## TASK TO CARRY OUT
Scan the data beneath this task and copy each line that includes "panel".

## SOURCE RECORDS
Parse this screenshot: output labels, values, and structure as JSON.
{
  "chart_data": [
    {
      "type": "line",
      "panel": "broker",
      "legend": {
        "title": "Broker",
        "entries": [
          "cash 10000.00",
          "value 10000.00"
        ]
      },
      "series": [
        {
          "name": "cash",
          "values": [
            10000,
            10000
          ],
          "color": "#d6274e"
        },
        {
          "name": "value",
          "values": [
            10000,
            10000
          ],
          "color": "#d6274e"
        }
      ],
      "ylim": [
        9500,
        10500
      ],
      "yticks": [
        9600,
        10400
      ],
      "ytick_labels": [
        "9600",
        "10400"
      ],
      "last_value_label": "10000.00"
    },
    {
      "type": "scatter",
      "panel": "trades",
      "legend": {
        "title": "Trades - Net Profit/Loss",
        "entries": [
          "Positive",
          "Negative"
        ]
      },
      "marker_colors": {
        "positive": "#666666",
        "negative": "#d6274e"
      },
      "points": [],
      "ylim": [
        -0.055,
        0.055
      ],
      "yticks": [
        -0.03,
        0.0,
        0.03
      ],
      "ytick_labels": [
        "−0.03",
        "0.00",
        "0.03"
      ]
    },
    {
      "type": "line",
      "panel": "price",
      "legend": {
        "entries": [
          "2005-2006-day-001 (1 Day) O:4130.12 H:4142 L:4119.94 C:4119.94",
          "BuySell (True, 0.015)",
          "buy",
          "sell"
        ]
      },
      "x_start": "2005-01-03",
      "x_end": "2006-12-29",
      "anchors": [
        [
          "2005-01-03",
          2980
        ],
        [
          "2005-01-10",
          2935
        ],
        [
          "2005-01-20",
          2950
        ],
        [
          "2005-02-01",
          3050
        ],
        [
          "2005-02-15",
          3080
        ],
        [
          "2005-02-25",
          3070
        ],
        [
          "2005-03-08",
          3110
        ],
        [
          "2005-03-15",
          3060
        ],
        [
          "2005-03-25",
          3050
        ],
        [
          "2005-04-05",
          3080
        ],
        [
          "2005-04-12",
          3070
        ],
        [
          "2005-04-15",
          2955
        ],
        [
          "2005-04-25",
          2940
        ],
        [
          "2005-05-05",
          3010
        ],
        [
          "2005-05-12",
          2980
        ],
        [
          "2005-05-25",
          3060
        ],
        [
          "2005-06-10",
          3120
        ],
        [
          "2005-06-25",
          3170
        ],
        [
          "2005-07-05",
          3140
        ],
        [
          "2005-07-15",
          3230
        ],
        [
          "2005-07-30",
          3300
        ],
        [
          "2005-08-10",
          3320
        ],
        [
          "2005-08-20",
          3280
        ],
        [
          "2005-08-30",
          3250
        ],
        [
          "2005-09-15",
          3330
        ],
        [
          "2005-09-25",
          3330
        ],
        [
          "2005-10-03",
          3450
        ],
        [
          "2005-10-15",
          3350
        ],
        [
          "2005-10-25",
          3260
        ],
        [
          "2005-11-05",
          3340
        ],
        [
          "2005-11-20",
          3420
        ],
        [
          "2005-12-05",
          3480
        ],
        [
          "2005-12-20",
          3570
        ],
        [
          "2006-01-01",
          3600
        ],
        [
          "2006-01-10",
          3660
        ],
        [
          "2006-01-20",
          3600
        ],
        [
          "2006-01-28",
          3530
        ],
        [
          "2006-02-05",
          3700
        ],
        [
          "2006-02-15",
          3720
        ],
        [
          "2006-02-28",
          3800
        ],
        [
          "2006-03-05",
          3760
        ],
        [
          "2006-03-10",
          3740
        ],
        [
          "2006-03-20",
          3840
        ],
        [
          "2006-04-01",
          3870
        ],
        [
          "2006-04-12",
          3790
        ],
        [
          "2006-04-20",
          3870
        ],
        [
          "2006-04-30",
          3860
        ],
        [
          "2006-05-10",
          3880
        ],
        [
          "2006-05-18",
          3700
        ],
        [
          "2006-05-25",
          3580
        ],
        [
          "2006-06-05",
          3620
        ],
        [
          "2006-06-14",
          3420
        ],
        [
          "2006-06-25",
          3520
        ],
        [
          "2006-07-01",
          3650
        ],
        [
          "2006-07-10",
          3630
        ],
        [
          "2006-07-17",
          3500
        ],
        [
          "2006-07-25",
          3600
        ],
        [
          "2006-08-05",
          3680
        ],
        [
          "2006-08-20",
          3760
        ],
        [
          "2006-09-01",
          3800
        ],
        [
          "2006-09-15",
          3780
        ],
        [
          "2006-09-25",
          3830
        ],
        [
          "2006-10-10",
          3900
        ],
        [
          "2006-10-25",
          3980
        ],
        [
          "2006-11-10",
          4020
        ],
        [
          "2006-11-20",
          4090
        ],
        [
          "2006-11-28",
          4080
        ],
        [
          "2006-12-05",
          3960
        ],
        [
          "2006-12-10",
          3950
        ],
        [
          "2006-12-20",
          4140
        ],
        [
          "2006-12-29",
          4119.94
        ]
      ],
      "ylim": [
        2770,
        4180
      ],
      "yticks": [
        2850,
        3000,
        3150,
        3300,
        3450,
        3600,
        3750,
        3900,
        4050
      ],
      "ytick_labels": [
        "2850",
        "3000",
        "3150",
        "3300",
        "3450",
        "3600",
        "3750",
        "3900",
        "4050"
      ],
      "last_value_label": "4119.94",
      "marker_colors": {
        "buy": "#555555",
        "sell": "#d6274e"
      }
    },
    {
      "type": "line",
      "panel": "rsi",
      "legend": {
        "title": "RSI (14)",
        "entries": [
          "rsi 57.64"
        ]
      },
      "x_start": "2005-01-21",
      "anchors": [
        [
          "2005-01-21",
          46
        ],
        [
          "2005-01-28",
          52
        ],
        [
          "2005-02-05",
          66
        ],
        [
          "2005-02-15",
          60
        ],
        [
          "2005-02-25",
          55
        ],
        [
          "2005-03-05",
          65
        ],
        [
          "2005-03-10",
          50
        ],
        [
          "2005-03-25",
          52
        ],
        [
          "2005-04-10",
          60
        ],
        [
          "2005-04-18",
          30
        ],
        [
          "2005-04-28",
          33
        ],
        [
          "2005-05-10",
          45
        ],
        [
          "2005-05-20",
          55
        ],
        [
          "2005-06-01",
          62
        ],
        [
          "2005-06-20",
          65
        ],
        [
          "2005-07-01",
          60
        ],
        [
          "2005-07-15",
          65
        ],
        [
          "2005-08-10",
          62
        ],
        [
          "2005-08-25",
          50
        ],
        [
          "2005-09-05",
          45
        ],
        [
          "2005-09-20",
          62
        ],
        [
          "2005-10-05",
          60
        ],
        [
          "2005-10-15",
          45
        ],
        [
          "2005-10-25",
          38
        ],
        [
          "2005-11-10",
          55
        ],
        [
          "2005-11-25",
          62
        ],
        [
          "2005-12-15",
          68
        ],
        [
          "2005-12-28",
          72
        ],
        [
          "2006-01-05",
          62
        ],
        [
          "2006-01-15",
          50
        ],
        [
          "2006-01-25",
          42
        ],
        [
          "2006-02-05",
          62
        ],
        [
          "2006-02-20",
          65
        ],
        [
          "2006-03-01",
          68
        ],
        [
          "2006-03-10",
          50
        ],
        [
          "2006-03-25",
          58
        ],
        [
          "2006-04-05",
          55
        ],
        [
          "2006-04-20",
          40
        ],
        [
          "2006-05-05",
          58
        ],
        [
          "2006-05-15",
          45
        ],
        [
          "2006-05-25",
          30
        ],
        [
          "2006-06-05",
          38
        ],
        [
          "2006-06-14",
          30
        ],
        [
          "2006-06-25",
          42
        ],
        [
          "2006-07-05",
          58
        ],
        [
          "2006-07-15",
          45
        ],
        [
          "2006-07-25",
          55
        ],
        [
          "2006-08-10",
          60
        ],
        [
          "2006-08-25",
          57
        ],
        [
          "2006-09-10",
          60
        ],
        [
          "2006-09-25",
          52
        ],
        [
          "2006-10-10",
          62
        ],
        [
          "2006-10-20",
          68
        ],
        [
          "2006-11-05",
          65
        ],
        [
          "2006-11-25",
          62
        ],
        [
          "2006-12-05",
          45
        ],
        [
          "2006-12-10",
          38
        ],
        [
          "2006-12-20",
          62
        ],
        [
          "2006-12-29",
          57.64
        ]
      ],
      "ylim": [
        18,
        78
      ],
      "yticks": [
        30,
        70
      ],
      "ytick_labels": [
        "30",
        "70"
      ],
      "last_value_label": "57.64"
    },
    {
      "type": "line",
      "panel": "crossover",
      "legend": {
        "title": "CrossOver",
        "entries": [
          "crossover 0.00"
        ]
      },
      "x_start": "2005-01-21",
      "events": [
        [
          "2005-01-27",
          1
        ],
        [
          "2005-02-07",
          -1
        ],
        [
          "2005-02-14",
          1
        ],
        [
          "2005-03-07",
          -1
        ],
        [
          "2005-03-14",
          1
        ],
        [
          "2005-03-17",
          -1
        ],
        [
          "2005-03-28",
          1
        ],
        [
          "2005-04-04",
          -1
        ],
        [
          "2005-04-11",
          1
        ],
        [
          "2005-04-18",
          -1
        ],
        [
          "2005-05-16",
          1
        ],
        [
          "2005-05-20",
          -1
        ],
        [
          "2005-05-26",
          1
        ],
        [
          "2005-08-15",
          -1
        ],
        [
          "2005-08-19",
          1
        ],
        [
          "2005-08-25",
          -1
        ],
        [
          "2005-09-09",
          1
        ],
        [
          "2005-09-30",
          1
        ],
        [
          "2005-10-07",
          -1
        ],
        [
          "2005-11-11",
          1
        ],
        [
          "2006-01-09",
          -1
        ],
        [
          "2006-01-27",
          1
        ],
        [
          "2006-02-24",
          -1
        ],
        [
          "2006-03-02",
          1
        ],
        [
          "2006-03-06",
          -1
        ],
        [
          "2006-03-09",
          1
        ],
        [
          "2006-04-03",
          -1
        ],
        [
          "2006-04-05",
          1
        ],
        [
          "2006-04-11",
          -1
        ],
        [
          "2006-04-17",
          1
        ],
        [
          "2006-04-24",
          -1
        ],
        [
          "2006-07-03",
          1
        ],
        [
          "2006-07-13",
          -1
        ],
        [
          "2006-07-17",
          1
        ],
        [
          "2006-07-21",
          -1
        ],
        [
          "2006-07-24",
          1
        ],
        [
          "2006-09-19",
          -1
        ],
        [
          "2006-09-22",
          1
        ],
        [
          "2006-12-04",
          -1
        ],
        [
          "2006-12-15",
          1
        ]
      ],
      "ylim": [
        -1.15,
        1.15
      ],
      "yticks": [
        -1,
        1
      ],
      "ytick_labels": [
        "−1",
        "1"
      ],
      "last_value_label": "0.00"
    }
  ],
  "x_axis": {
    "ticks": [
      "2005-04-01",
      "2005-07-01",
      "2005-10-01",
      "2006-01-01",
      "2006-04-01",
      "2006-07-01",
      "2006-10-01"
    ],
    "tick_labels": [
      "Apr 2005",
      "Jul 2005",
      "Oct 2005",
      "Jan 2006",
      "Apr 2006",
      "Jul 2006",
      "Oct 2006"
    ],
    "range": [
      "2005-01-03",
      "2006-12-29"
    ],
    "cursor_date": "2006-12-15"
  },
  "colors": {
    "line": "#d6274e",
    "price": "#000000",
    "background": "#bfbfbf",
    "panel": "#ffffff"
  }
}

## PROBLEM SOLUTION
      "panel": "broker",
      "panel": "trades",
      "panel": "price",
      "panel": "rsi",
      "panel": "crossover",
    "panel": "#ffffff"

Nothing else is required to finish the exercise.